### Given task
All of the data needs to be repeated exactly.

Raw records

┄┄┄┄┄┄┄┄┄┄┄┄┄┄┄┄┄┄┄┄

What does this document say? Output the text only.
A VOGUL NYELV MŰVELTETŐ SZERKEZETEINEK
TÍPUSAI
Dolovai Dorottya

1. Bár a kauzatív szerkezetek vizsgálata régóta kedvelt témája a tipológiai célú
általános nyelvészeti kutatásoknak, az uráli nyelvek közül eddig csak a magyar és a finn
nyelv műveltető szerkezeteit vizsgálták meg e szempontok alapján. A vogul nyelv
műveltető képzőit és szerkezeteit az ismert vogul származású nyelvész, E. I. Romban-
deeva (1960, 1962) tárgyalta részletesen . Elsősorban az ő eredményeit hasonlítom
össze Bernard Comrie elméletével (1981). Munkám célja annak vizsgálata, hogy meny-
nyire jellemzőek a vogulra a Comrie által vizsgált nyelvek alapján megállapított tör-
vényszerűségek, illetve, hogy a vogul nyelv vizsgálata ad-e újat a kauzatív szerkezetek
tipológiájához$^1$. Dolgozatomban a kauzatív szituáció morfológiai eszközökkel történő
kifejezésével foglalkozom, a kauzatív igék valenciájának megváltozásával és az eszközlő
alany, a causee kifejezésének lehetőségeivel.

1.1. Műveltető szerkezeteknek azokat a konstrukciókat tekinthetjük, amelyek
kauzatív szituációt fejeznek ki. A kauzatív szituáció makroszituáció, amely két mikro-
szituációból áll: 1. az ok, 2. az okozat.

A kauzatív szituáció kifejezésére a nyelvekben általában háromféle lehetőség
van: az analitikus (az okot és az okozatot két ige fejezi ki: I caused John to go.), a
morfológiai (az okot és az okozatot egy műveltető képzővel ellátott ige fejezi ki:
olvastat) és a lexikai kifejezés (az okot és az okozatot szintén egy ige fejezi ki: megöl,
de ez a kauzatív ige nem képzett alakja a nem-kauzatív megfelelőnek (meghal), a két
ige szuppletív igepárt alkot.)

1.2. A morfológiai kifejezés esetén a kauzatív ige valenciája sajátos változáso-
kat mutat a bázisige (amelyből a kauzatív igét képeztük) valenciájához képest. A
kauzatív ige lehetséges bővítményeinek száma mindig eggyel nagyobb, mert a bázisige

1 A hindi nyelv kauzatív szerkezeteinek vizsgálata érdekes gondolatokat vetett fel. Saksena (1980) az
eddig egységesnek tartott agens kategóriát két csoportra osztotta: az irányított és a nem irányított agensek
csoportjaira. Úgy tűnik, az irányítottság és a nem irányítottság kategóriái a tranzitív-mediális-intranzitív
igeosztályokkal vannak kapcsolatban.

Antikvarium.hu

┄┄┄┄┄┄┄┄┄┄┄┄┄┄┄┄┄┄┄┄

### Answer for this exercise
What does this document say? Output the text only.
A VOGUL NYELV MŰVELTETŐ SZERKEZETEINEK
TÍPUSAI
Dolovai Dorottya

1. Bár a kauzatív szerkezetek vizsgálata régóta kedvelt témája a tipológiai célú
általános nyelvészeti kutatásoknak, az uráli nyelvek közül eddig csak a magyar és a finn
nyelv műveltető szerkezeteit vizsgálták meg e szempontok alapján. A vogul nyelv
műveltető képzőit és szerkezeteit az ismert vogul származású nyelvész, E. I. Romban-
deeva (1960, 1962) tárgyalta részletesen . Elsősorban az ő eredményeit hasonlítom
össze Bernard Comrie elméletével (1981). Munkám célja annak vizsgálata, hogy meny-
nyire jellemzőek a vogulra a Comrie által vizsgált nyelvek alapján megállapított tör-
vényszerűségek, illetve, hogy a vogul nyelv vizsgálata ad-e újat a kauzatív szerkezetek
tipológiájához$^1$. Dolgozatomban a kauzatív szituáció morfológiai eszközökkel történő
kifejezésével foglalkozom, a kauzatív igék valenciájának megváltozásával és az eszközlő
alany, a causee kifejezésének lehetőségeivel.

1.1. Műveltető szerkezeteknek azokat a konstrukciókat tekinthetjük, amelyek
kauzatív szituációt fejeznek ki. A kauzatív szituáció makroszituáció, amely két mikro-
szituációból áll: 1. az ok, 2. az okozat.

A kauzatív szituáció kifejezésére a nyelvekben általában háromféle lehetőség
van: az analitikus (az okot és az okozatot két ige fejezi ki: I caused John to go.), a
morfológiai (az okot és az okozatot egy műveltető képzővel ellátott ige fejezi ki:
olvastat) és a lexikai kifejezés (az okot és az okozatot szintén egy ige fejezi ki: megöl,
de ez a kauzatív ige nem képzett alakja a nem-kauzatív megfelelőnek (meghal), a két
ige szuppletív igepárt alkot.)

1.2. A morfológiai kifejezés esetén a kauzatív ige valenciája sajátos változáso-
kat mutat a bázisige (amelyből a kauzatív igét képeztük) valenciájához képest. A
kauzatív ige lehetséges bővítményeinek száma mindig eggyel nagyobb, mert a bázisige

1 A hindi nyelv kauzatív szerkezeteinek vizsgálata érdekes gondolatokat vetett fel. Saksena (1980) az
eddig egységesnek tartott agens kategóriát két csoportra osztotta: az irányított és a nem irányított agensek
csoportjaira. Úgy tűnik, az irányítottság és a nem irányítottság kategóriái a tranzitív-mediális-intranzitív
igeosztályokkal vannak kapcsolatban.

Antikvarium.hu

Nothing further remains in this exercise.